◆ **EXTRACTED MATERIAL**
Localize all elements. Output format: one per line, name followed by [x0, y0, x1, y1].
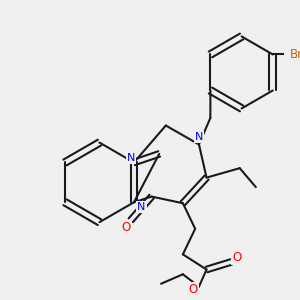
- Text: Br: Br: [290, 48, 300, 61]
- Text: O: O: [232, 251, 242, 264]
- Text: N: N: [127, 153, 135, 163]
- Text: O: O: [189, 283, 198, 296]
- Text: N: N: [137, 202, 146, 212]
- Text: O: O: [122, 221, 130, 234]
- Text: N: N: [195, 132, 203, 142]
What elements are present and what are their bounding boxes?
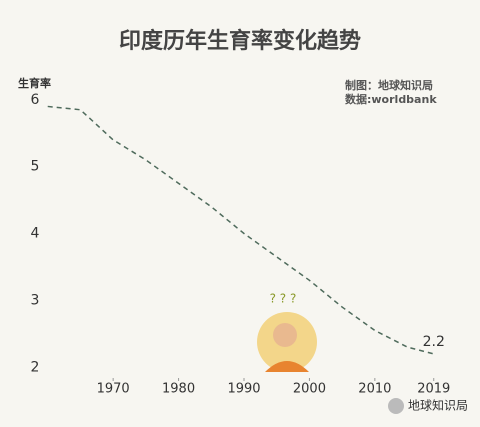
- cartoon-body: [265, 361, 309, 372]
- question-marks: ? ? ?: [270, 292, 297, 306]
- x-tick-label: 2010: [358, 382, 391, 397]
- x-tick-label: 1990: [227, 382, 260, 397]
- cartoon: [257, 312, 317, 372]
- chart-title: 印度历年生育率变化趋势: [119, 28, 361, 54]
- y-tick-label: 6: [31, 92, 40, 108]
- x-tick-label: 1970: [97, 382, 130, 397]
- cartoon-face: [273, 323, 297, 347]
- x-tick-label: 2019: [417, 382, 450, 397]
- y-tick-label: 5: [31, 159, 40, 175]
- source: 数据:worldbank: [345, 92, 437, 106]
- y-axis-label: 生育率: [18, 76, 51, 90]
- line: [47, 105, 434, 355]
- footer: 地球知识局: [408, 399, 468, 413]
- y-tick-label: 4: [31, 226, 40, 242]
- footer-icon: [388, 398, 404, 414]
- y-tick-label: 3: [31, 292, 40, 308]
- x-tick-label: 2000: [293, 382, 326, 397]
- credit: 制图：地球知识局: [345, 78, 433, 92]
- end-label: 2.2: [423, 334, 445, 350]
- x-tick-label: 1980: [162, 382, 195, 397]
- y-tick-label: 2: [31, 359, 40, 375]
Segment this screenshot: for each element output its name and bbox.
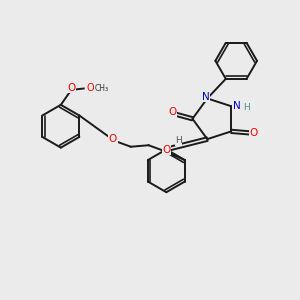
- Text: O: O: [86, 83, 94, 93]
- Text: O: O: [162, 145, 171, 155]
- Text: H: H: [175, 136, 182, 145]
- Text: CH₃: CH₃: [94, 84, 109, 93]
- Text: N: N: [202, 92, 210, 102]
- Text: O: O: [249, 128, 258, 138]
- Text: O: O: [67, 83, 75, 93]
- Text: O: O: [169, 107, 177, 117]
- Text: H: H: [243, 103, 250, 112]
- Text: O: O: [109, 134, 117, 144]
- Text: N: N: [233, 100, 240, 111]
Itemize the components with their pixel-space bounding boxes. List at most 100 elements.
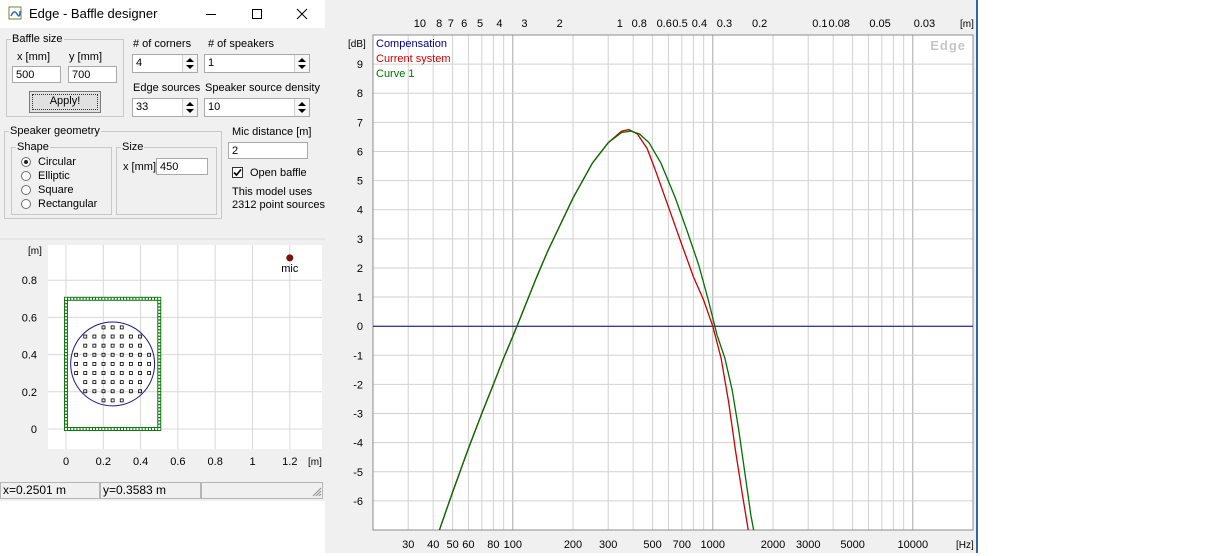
speaker-source-point <box>110 362 115 366</box>
radio-elliptic[interactable] <box>21 171 31 181</box>
radio-rectangular[interactable] <box>21 199 31 209</box>
top-tick-label: 3 <box>521 18 527 30</box>
corners-value: 4 <box>136 57 143 69</box>
edge-source <box>65 424 67 427</box>
x-tick-label: 5000 <box>840 539 864 551</box>
speaker-size-input[interactable]: 450 <box>156 158 208 175</box>
speaker-source-point <box>119 380 124 385</box>
speaker-source-point <box>83 362 88 366</box>
speaker-source-point <box>110 325 115 330</box>
edge-source <box>65 317 67 320</box>
speaker-source-point <box>147 371 152 375</box>
y-tick-label: 4 <box>357 205 363 217</box>
edge-source <box>158 424 161 427</box>
edge-source <box>65 382 67 385</box>
edge-source <box>158 408 161 411</box>
status-extra <box>201 482 323 499</box>
edge-source <box>158 382 161 385</box>
edge-source <box>65 349 67 352</box>
edge-source <box>65 369 67 372</box>
baffle-designer-window: Edge - Baffle designer Baffle size x [mm… <box>0 0 325 501</box>
mic-marker <box>286 254 294 262</box>
edge-source <box>158 421 161 424</box>
speaker-source-point <box>83 380 88 385</box>
corners-spinner[interactable]: 4 <box>132 54 198 73</box>
edge-source <box>99 297 102 300</box>
speaker-source-point <box>138 371 142 375</box>
edge-source <box>65 327 67 330</box>
edge-source <box>158 375 161 378</box>
baffle-y-input[interactable]: 700 <box>68 66 117 83</box>
baffle-plan-canvas[interactable]: 0 0.2 0.4 0.6 0.8 1 1.2 0.8 0.6 0.4 0.2 0 [m] [m] mic <box>0 241 325 481</box>
speaker-source-point <box>92 380 97 385</box>
mic-distance-input[interactable]: 2 <box>228 142 308 159</box>
edge-source <box>158 359 161 362</box>
top-tick-label: 0.5 <box>672 18 687 30</box>
edge-source <box>158 362 161 365</box>
spin-arrows-icon[interactable] <box>182 99 197 116</box>
minimize-button[interactable] <box>188 0 234 28</box>
edge-source <box>65 411 67 414</box>
open-baffle-checkbox[interactable] <box>232 167 243 178</box>
y-tick-label: -2 <box>353 379 363 391</box>
edge-source <box>158 307 161 310</box>
y-tick-label: -3 <box>353 409 363 421</box>
edge-source <box>96 297 99 300</box>
spin-arrows-icon[interactable] <box>294 55 309 72</box>
edge-source <box>65 307 67 310</box>
window-gap <box>325 0 330 553</box>
density-spinner[interactable]: 10 <box>204 98 310 117</box>
speakers-label: # of speakers <box>208 38 275 50</box>
speaker-outline <box>70 321 156 407</box>
top-tick-label: 0.03 <box>914 18 935 30</box>
edge-sources-spinner[interactable]: 33 <box>132 98 198 117</box>
mic-distance-label: Mic distance [m] <box>232 126 312 138</box>
plan-x-tick-label: 0 <box>63 456 69 468</box>
edge-source <box>65 343 67 346</box>
speaker-source-point <box>101 389 106 394</box>
edge-source <box>65 366 67 369</box>
radio-circular[interactable] <box>21 157 31 167</box>
edge-source <box>65 333 67 336</box>
speakers-value: 1 <box>208 57 215 69</box>
speaker-source-point <box>138 343 142 348</box>
y-tick-label: -4 <box>353 438 363 450</box>
edge-source <box>158 405 161 408</box>
edge-source <box>158 314 161 317</box>
plan-y-tick-label: 0.2 <box>22 387 37 399</box>
edge-source <box>111 428 114 430</box>
edge-source <box>130 297 133 300</box>
edge-source <box>158 340 161 343</box>
edge-source <box>65 414 67 417</box>
baffle-plan-view[interactable]: 0 0.2 0.4 0.6 0.8 1 1.2 0.8 0.6 0.4 0.2 0 [m] [m] mic <box>0 241 325 481</box>
edge-source <box>65 418 67 421</box>
legend-entry: Compensation <box>376 38 447 50</box>
edge-source <box>65 301 67 304</box>
speaker-geometry-legend: Speaker geometry <box>10 125 100 137</box>
edge-source <box>65 392 67 395</box>
spin-arrows-icon[interactable] <box>182 55 197 72</box>
speaker-source-point <box>119 389 124 394</box>
x-tick-label: 100 <box>504 539 522 551</box>
apply-button[interactable]: Apply! <box>29 91 101 113</box>
speaker-source-point <box>119 371 124 375</box>
x-tick-label: 1000 <box>701 539 725 551</box>
close-button[interactable] <box>279 0 325 28</box>
edge-sources-value: 33 <box>136 101 149 113</box>
edge-source <box>158 356 161 359</box>
series-line-curve-1 <box>438 130 755 530</box>
resize-grip-icon[interactable] <box>311 486 322 497</box>
edge-source <box>102 428 105 430</box>
x-tick-label: 700 <box>673 539 691 551</box>
speakers-spinner[interactable]: 1 <box>204 54 310 73</box>
top-tick-label: 1 <box>617 18 623 30</box>
baffle-y-label: y [mm] <box>69 51 102 63</box>
baffle-x-input[interactable]: 500 <box>12 66 61 83</box>
spin-arrows-icon[interactable] <box>294 99 309 116</box>
top-tick-label: 0.1 <box>812 18 827 30</box>
y-tick-label: 0 <box>357 321 363 333</box>
radio-square[interactable] <box>21 185 31 195</box>
maximize-button[interactable] <box>234 0 280 28</box>
edge-source <box>65 421 67 424</box>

◆ **TO DO**
Please lay out every line of the items above as a numbered list, skipping blank lines and leaving out the pictures.

◆ **PROBLEM SOLUTION**
1. Localize all elements. Output format: one per line, name followed by [x0, y0, x1, y1].
2. - Text: Br: Br: [290, 48, 300, 61]
3. - Text: O: O: [232, 251, 242, 264]
4. - Text: N: N: [127, 153, 135, 163]
5. - Text: O: O: [189, 283, 198, 296]
6. - Text: N: N: [137, 202, 146, 212]
7. - Text: O: O: [122, 221, 130, 234]
8. - Text: N: N: [195, 132, 203, 142]
9. What elements are present and what are their bounding boxes?
10. - cartoon-body: [265, 361, 309, 372]
11. - question-marks: ? ? ?: [270, 292, 297, 306]
12. - x-tick-label: 2010: [358, 382, 391, 397]
13. - x-tick-label: 1990: [227, 382, 260, 397]
14. - cartoon: [257, 312, 317, 372]
15. - chart-title: 印度历年生育率变化趋势: [119, 28, 361, 54]
16. - y-tick-label: 6: [31, 92, 40, 108]
17. - x-tick-label: 1970: [97, 382, 130, 397]
18. - cartoon-face: [273, 323, 297, 347]
19. - x-tick-label: 2019: [417, 382, 450, 397]
20. - y-tick-label: 5: [31, 159, 40, 175]
21. - source: 数据:worldbank: [345, 92, 437, 106]
22. - y-axis-label: 生育率: [18, 76, 51, 90]
23. - line: [47, 105, 434, 355]
24. - footer: 地球知识局: [408, 399, 468, 413]
25. - y-tick-label: 4: [31, 226, 40, 242]
26. - footer-icon: [388, 398, 404, 414]
27. - y-tick-label: 3: [31, 292, 40, 308]
28. - x-tick-label: 2000: [293, 382, 326, 397]
29. - credit: 制图：地球知识局: [345, 78, 433, 92]
30. - end-label: 2.2: [423, 334, 445, 350]
31. - x-tick-label: 1980: [162, 382, 195, 397]
32. - y-tick-label: 2: [31, 359, 40, 375]
33. Segment this screenshot: for each element output its name and bbox.
34. - Text: O: O: [86, 83, 94, 93]
35. - Text: O: O: [162, 145, 171, 155]
36. - Text: H: H: [175, 136, 182, 145]
37. - Text: CH₃: CH₃: [94, 84, 109, 93]
38. - Text: N: N: [202, 92, 210, 102]
39. - Text: O: O: [249, 128, 258, 138]
40. - Text: O: O: [67, 83, 75, 93]
41. - Text: O: O: [169, 107, 177, 117]
42. - Text: H: H: [243, 103, 250, 112]
43. - Text: O: O: [109, 134, 117, 144]
44. - Text: N: N: [233, 100, 240, 111]
45. Itemize the components with their pixel-space bounding boxes. List at most 100 elements.
46. speaker-source-point <box>110 362 115 366</box>
47. radio-elliptic[interactable] <box>21 171 31 181</box>
48. radio-rectangular[interactable] <box>21 199 31 209</box>
49. top-tick-label: 3 <box>521 18 527 30</box>
50. corners-value: 4 <box>136 57 143 69</box>
51. edge-source <box>65 424 67 427</box>
52. x-tick-label: 5000 <box>840 539 864 551</box>
53. speaker-size-input[interactable]: 450 <box>156 158 208 175</box>
54. speaker-source-point <box>119 380 124 385</box>
55. speaker-source-point <box>83 362 88 366</box>
56. speaker-source-point <box>110 325 115 330</box>
57. edge-source <box>65 317 67 320</box>
58. speaker-source-point <box>147 371 152 375</box>
59. y-tick-label: 4 <box>357 205 363 217</box>
60. edge-source <box>158 424 161 427</box>
61. edge-source <box>65 382 67 385</box>
62. edge-source <box>158 408 161 411</box>
63. status-extra <box>201 482 323 499</box>
64. edge-source <box>158 382 161 385</box>
65. edge-source <box>65 349 67 352</box>
66. edge-source <box>65 369 67 372</box>
67. baffle-designer-window: Edge - Baffle designer Baffle size x [mm… <box>0 0 325 501</box>
68. mic-marker <box>286 254 294 262</box>
69. edge-source <box>158 421 161 424</box>
70. speaker-source-point <box>83 380 88 385</box>
71. corners-spinner[interactable]: 4 <box>132 54 198 73</box>
72. edge-source <box>99 297 102 300</box>
73. speaker-source-point <box>138 371 142 375</box>
74. edge-source <box>65 327 67 330</box>
75. edge-source <box>158 375 161 378</box>
76. baffle-y-input[interactable]: 700 <box>68 66 117 83</box>
77. baffle-plan-canvas[interactable]: 0 0.2 0.4 0.6 0.8 1 1.2 0.8 0.6 0.4 0.2 0 [m] [m] mic <box>0 241 325 481</box>
78. speaker-source-point <box>92 380 97 385</box>
79. mic-distance-input[interactable]: 2 <box>228 142 308 159</box>
80. edge-source <box>158 359 161 362</box>
81. top-tick-label: 0.5 <box>672 18 687 30</box>
82. edge-source <box>158 362 161 365</box>
83. spin-arrows-icon[interactable] <box>182 99 197 116</box>
84. minimize-button[interactable] <box>188 0 234 28</box>
85. edge-source <box>65 411 67 414</box>
86. open-baffle-checkbox[interactable] <box>232 167 243 178</box>
87. y-tick-label: -2 <box>353 379 363 391</box>
88. edge-source <box>158 307 161 310</box>
89. y-tick-label: -3 <box>353 409 363 421</box>
90. edge-source <box>96 297 99 300</box>
91. spin-arrows-icon[interactable] <box>294 55 309 72</box>
92. edge-source <box>65 307 67 310</box>
93. window-gap <box>325 0 330 553</box>
94. density-spinner[interactable]: 10 <box>204 98 310 117</box>
95. speakers-label: # of speakers <box>208 38 275 50</box>
96. speaker-outline <box>70 321 156 407</box>
97. top-tick-label: 0.03 <box>914 18 935 30</box>
98. edge-sources-spinner[interactable]: 33 <box>132 98 198 117</box>
99. mic-distance-label: Mic distance [m] <box>232 126 312 138</box>
100. plan-x-tick-label: 0 <box>63 456 69 468</box>
101. edge-source <box>65 343 67 346</box>
102. speaker-source-point <box>101 389 106 394</box>
103. edge-source <box>65 366 67 369</box>
104. radio-circular[interactable] <box>21 157 31 167</box>
105. edge-source <box>65 333 67 336</box>
106. speakers-value: 1 <box>208 57 215 69</box>
107. speaker-source-point <box>138 343 142 348</box>
108. y-tick-label: -4 <box>353 438 363 450</box>
109. edge-source <box>158 405 161 408</box>
110. edge-source <box>158 314 161 317</box>
111. plan-y-tick-label: 0.2 <box>22 387 37 399</box>
112. edge-source <box>111 428 114 430</box>
113. edge-source <box>130 297 133 300</box>
114. edge-source <box>158 340 161 343</box>
115. edge-source <box>65 414 67 417</box>
116. baffle-plan-view[interactable]: 0 0.2 0.4 0.6 0.8 1 1.2 0.8 0.6 0.4 0.2 0 [m] [m] mic <box>0 241 325 481</box>
117. edge-source <box>65 418 67 421</box>
118. legend-entry: Compensation <box>376 38 447 50</box>
119. edge-source <box>65 301 67 304</box>
120. speaker-geometry-legend: Speaker geometry <box>10 125 100 137</box>
121. edge-source <box>65 392 67 395</box>
122. spin-arrows-icon[interactable] <box>182 55 197 72</box>
123. speaker-source-point <box>119 389 124 394</box>
124. x-tick-label: 100 <box>504 539 522 551</box>
125. apply-button[interactable]: Apply! <box>29 91 101 113</box>
126. speaker-source-point <box>119 371 124 375</box>
127. x-tick-label: 1000 <box>701 539 725 551</box>
128. close-button[interactable] <box>279 0 325 28</box>
129. edge-sources-value: 33 <box>136 101 149 113</box>
130. edge-source <box>158 356 161 359</box>
131. series-line-curve-1 <box>438 130 755 530</box>
132. resize-grip-icon[interactable] <box>311 486 322 497</box>
133. edge-source <box>102 428 105 430</box>
134. x-tick-label: 700 <box>673 539 691 551</box>
135. speakers-spinner[interactable]: 1 <box>204 54 310 73</box>
136. top-tick-label: 1 <box>617 18 623 30</box>
137. baffle-y-label: y [mm] <box>69 51 102 63</box>
138. baffle-x-input[interactable]: 500 <box>12 66 61 83</box>
139. spin-arrows-icon[interactable] <box>294 99 309 116</box>
140. top-tick-label: 0.1 <box>812 18 827 30</box>
141. y-tick-label: 0 <box>357 321 363 333</box>
142. radio-square[interactable] <box>21 185 31 195</box>
143. maximize-button[interactable] <box>234 0 280 28</box>
144. edge-source <box>65 421 67 424</box>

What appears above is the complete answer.